Which lines hold the string "زائدة"? Copy every one of them.

-- Start of Information provided --

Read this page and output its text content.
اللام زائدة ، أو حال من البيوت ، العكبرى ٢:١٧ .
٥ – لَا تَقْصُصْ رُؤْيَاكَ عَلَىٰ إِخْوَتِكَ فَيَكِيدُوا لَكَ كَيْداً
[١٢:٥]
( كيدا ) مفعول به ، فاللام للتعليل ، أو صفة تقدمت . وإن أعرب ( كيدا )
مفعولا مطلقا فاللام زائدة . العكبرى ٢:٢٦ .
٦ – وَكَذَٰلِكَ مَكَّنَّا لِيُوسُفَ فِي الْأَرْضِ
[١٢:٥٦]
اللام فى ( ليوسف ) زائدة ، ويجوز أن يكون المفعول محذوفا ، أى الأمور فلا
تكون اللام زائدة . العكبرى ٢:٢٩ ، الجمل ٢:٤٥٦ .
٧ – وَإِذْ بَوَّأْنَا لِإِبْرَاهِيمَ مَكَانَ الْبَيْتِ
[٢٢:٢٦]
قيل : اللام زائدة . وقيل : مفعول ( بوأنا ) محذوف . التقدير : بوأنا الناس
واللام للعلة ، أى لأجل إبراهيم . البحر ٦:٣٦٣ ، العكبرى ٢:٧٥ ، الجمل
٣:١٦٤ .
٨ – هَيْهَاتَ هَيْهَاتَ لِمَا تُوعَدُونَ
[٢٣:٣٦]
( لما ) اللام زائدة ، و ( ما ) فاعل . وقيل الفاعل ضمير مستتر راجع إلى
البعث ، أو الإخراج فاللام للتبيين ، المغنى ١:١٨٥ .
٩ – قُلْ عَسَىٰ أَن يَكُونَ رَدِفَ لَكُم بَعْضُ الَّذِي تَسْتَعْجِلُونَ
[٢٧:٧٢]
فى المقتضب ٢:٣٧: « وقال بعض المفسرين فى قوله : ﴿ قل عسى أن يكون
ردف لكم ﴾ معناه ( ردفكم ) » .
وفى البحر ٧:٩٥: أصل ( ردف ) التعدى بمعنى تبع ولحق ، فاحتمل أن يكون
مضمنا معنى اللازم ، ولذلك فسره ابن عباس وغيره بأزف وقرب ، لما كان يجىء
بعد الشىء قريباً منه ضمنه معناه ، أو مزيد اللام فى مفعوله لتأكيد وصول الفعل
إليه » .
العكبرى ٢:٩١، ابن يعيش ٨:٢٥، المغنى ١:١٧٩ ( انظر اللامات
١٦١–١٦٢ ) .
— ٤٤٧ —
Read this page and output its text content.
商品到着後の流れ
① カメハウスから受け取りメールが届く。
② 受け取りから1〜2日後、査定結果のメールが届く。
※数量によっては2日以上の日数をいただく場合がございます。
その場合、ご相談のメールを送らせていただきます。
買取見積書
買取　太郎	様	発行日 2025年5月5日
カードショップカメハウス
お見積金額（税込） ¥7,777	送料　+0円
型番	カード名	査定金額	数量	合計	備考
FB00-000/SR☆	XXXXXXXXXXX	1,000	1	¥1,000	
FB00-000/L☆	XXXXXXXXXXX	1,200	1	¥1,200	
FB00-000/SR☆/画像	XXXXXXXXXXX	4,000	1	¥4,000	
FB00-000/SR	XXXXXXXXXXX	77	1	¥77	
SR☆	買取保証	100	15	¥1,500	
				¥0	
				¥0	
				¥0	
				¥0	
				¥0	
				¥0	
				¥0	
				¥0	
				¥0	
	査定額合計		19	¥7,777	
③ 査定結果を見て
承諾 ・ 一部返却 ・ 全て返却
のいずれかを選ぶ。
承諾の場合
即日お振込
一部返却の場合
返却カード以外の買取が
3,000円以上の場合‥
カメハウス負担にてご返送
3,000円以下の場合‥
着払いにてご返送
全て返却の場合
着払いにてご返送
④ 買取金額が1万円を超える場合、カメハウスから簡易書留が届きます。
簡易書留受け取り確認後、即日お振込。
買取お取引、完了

-- End of Information provided --

Worked solution:
اللام زائدة ، أو حال من البيوت ، العكبرى ٢:١٧ .
مفعولا مطلقا فاللام زائدة . العكبرى ٢:٢٦ .
اللام فى ( ليوسف ) زائدة ، ويجوز أن يكون المفعول محذوفا ، أى الأمور فلا
تكون اللام زائدة . العكبرى ٢:٢٩ ، الجمل ٢:٤٥٦ .
قيل : اللام زائدة . وقيل : مفعول ( بوأنا ) محذوف . التقدير : بوأنا الناس
( لما ) اللام زائدة ، و ( ما ) فاعل . وقيل الفاعل ضمير مستتر راجع إلى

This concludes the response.